- _Task objective_
What is the number of lines in the data that hold the string "name"? Reply with that number only.

--- Start Exercise materials ---

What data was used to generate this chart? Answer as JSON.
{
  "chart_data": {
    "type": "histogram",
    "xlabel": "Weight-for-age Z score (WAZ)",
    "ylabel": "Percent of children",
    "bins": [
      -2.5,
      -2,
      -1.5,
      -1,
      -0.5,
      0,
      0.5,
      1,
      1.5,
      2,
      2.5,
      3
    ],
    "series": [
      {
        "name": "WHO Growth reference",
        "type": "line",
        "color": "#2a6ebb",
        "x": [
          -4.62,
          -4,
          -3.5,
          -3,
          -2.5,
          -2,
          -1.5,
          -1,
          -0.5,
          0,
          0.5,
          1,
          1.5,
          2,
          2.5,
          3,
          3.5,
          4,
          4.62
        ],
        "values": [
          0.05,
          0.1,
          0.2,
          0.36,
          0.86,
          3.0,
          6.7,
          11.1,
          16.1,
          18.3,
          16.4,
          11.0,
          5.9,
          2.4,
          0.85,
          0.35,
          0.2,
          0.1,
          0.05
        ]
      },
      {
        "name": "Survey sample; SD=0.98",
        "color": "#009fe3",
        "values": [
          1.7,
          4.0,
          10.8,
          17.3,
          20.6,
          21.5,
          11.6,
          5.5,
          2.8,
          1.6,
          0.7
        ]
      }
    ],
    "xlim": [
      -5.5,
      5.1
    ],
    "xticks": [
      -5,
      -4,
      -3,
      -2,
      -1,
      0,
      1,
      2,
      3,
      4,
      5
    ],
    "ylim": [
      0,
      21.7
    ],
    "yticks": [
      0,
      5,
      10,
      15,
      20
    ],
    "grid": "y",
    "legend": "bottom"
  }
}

--- End Exercise materials ---

- _The answer_
2